**REQUIREMENTS**
Reproduce the post about setting up a canister filter in full, keeping every word, spelling and line break unchanged.

**READING TEXT**

=-=-=-=-=

Yesterday I was pretty pleased with it as it lay still in the box.
Tonght I put it together and was a bit put off as I started. My god the
complexity! I build plastic model kits as a hobby some times, tanks and
airplanes, and I found the instuctions for this thing pretty daunting in
comparison. Next part of the setup is you are supposed to cut the hose
with
a knife and use half of it for the input and half for the out-flow.
Couldn't they come up with a better system for that? I ended up screwing
this up a bit and my inflow tube is now about a foot longer than the
outflow, requiring me to put a couple of old phone books under the
cannister
filter to allow it to reach.
More problems with the hoses followed... to secure the hoses to the
brackets
hanging over the rim and from there to the inflow and outflow nozzles, the
kit comes with these rubber bands which are the chief way you hold the
hose
down onto the clamps over the rim of the tank. A bit weak of a design
considering how catastrophic it could be if the outflow hose especially
were
to come loose and fall out of the tank! Is this how all these things
work?
I was suddenly missing my simple hard plastic Aquaclear inflow nozzle.

=-=-=-=-=

**EXTRACTED MATERIAL**
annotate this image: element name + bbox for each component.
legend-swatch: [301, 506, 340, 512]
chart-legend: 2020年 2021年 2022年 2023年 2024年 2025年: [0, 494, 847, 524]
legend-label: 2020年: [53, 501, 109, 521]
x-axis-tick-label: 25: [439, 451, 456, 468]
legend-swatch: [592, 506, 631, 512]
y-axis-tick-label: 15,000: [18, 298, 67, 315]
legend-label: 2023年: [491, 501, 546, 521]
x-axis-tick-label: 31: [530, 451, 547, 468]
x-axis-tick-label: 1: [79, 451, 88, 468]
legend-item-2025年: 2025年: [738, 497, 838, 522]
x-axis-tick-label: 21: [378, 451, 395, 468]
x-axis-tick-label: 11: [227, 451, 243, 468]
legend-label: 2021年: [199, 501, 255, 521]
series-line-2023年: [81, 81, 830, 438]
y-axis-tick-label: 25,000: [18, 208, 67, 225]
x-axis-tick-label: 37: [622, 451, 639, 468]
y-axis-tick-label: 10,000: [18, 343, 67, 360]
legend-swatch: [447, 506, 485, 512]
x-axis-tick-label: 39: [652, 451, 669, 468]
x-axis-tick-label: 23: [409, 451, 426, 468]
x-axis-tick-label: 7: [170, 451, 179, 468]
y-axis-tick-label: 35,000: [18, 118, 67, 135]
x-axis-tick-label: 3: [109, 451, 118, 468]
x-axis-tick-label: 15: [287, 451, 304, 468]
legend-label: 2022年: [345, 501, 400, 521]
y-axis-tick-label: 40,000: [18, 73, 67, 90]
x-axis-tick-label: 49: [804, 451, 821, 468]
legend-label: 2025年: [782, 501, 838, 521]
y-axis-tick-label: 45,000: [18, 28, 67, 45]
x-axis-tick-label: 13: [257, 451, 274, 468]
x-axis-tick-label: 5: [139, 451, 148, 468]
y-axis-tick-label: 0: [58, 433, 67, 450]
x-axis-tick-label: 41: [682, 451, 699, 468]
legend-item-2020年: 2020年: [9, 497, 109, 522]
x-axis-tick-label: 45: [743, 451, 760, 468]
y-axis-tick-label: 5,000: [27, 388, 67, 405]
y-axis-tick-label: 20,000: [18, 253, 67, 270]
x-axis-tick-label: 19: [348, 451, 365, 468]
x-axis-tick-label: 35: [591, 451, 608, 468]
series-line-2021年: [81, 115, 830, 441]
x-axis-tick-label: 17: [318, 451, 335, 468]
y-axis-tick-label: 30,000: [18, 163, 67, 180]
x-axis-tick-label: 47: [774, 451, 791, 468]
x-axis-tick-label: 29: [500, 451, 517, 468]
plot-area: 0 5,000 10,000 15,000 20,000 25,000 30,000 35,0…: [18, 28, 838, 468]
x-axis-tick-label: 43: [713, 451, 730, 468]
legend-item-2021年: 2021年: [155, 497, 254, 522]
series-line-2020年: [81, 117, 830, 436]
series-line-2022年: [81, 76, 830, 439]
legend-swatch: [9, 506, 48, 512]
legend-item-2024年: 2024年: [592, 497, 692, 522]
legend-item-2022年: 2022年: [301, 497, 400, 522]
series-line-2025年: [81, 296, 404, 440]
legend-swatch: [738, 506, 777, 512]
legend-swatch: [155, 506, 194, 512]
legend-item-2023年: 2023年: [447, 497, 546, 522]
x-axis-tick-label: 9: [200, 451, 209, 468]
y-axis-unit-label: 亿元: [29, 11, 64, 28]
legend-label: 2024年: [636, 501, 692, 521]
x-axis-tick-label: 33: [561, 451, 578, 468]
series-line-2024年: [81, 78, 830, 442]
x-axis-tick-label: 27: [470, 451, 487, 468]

=-=-=-=-=

**PROBLEM SOLUTION**
Yesterday I was pretty pleased with it as it lay still in the box.
Tonght I put it together and was a bit put off as I started. My god the
complexity! I build plastic model kits as a hobby some times, tanks and
airplanes, and I found the instuctions for this thing pretty daunting in
comparison. Next part of the setup is you are supposed to cut the hose
with
a knife and use half of it for the input and half for the out-flow.
Couldn't they come up with a better system for that? I ended up screwing
this up a bit and my inflow tube is now about a foot longer than the
outflow, requiring me to put a couple of old phone books under the
cannister
filter to allow it to reach.
More problems with the hoses followed... to secure the hoses to the
brackets
hanging over the rim and from there to the inflow and outflow nozzles, the
kit comes with these rubber bands which are the chief way you hold the
hose
down onto the clamps over the rim of the tank. A bit weak of a design
considering how catastrophic it could be if the outflow hose especially
were
to come loose and fall out of the tank! Is this how all these things
work?
I was suddenly missing my simple hard plastic Aquaclear inflow nozzle.